### [Set problem]
Where the string "title" occurs in the material below, report the whole line.
-- START OF Given entries --
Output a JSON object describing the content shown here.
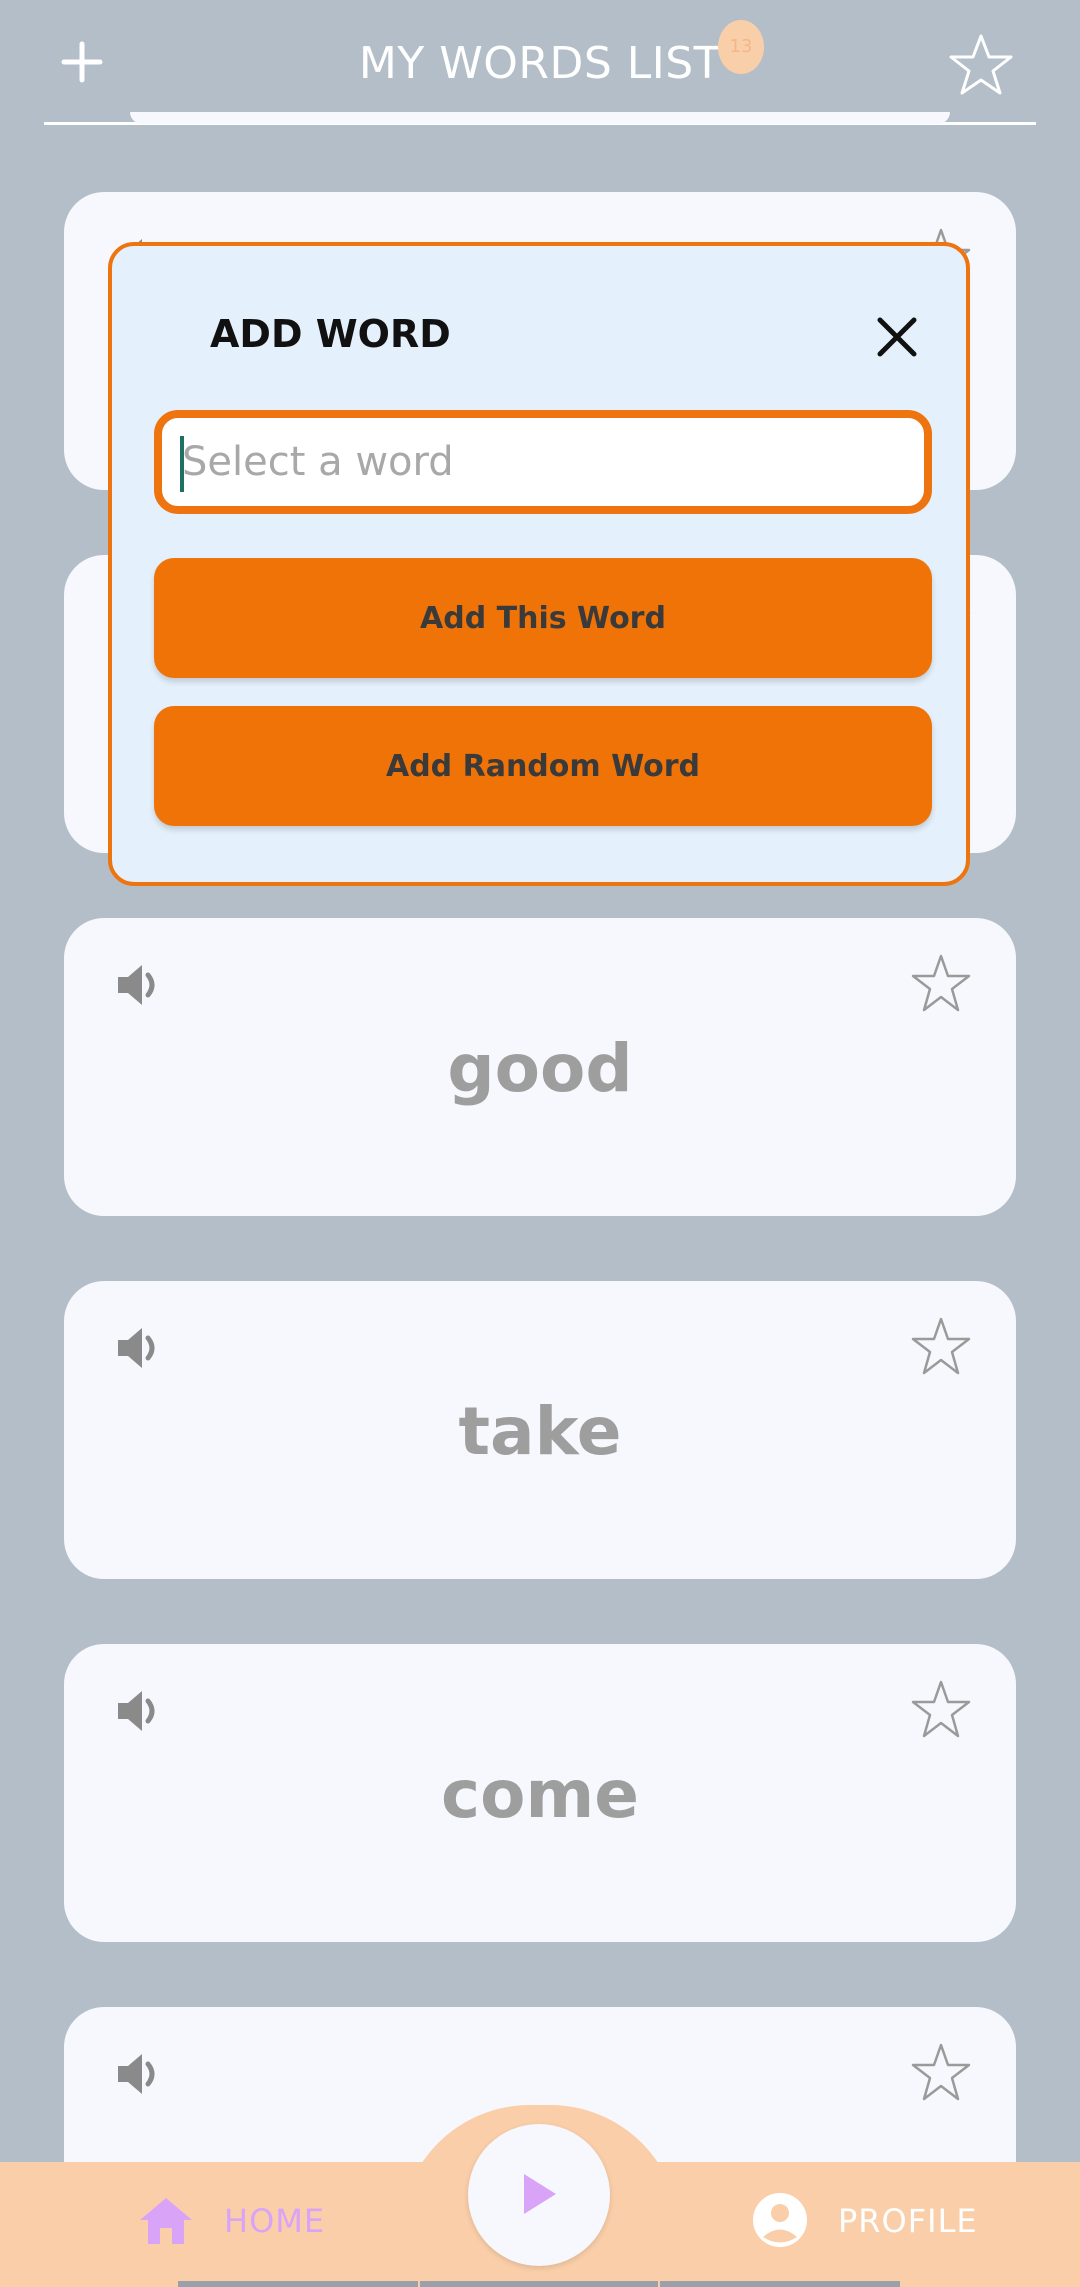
{
  "header": {
    "title": "MY WORDS LIST",
    "count_badge": "13"
  },
  "cards": [
    {
      "word": ""
    },
    {
      "word": ""
    },
    {
      "word": "good"
    },
    {
      "word": "take"
    },
    {
      "word": "come"
    },
    {
      "word": ""
    }
  ],
  "modal": {
    "title": "ADD WORD",
    "input_placeholder": "Select a word",
    "input_value": "",
    "add_button_label": "Add This Word",
    "random_button_label": "Add Random Word"
  },
  "nav": {
    "home_label": "HOME",
    "profile_label": "PROFILE"
  },
  "colors": {
    "background": "#b3bec8",
    "card": "#f6f8fd",
    "accent_orange": "#f07308",
    "nav_bar": "#facea8",
    "nav_purple": "#d9a4f8"
  },
  "icons": [
    "plus-icon",
    "star-icon",
    "speaker-icon",
    "close-icon",
    "play-icon",
    "home-icon",
    "profile-icon"
  ]
}
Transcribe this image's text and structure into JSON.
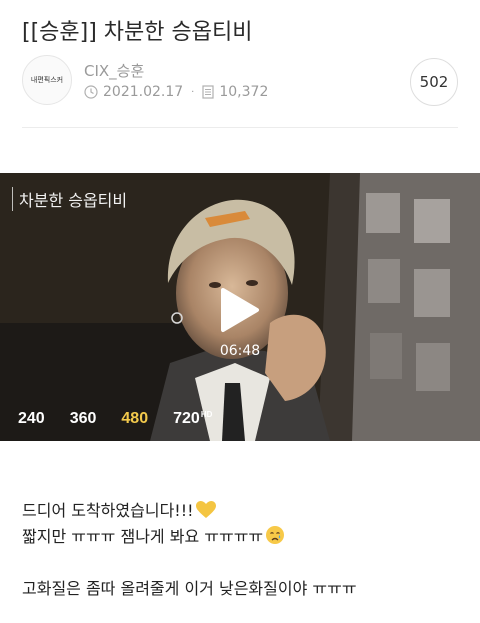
{
  "post": {
    "title": "[[승훈]] 차분한 승옵티비",
    "author": "CIX_승훈",
    "avatar_text": "내편픽스커",
    "date": "2021.02.17",
    "views": "10,372",
    "comment_count": "502"
  },
  "video": {
    "title": "차분한 승옵티비",
    "duration": "06:48",
    "qualities": [
      {
        "label": "240",
        "hd": ""
      },
      {
        "label": "360",
        "hd": ""
      },
      {
        "label": "480",
        "hd": ""
      },
      {
        "label": "720",
        "hd": "HD"
      }
    ],
    "selected_quality": "480",
    "active_color": "#f2c94c"
  },
  "body": {
    "line1": "드디어 도착하였습니다!!!",
    "line1_emoji": "yellow-heart-icon",
    "line2": "짧지만 ㅠㅠㅠ 잼나게 봐요 ㅠㅠㅠㅠ",
    "line2_emoji": "crying-face-icon",
    "line3": "고화질은 좀따 올려줄게 이거 낮은화질이야 ㅠㅠㅠ"
  }
}
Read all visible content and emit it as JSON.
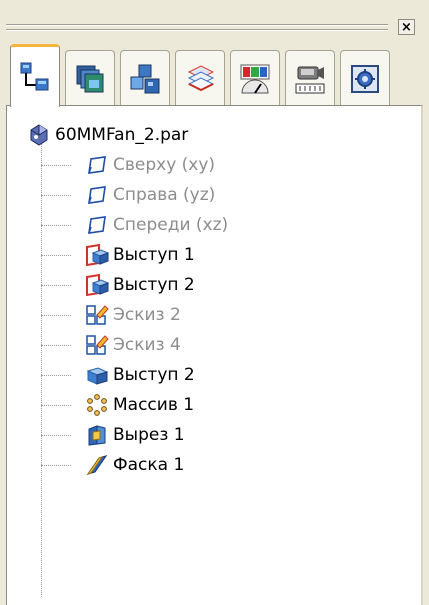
-- END OF Given entries --
### [Response]
    "title": "MY WORDS LIST",
    "title": "ADD WORD",
    "title": "[[승훈]] 차분한 승옵티비",
    "title": "차분한 승옵티비",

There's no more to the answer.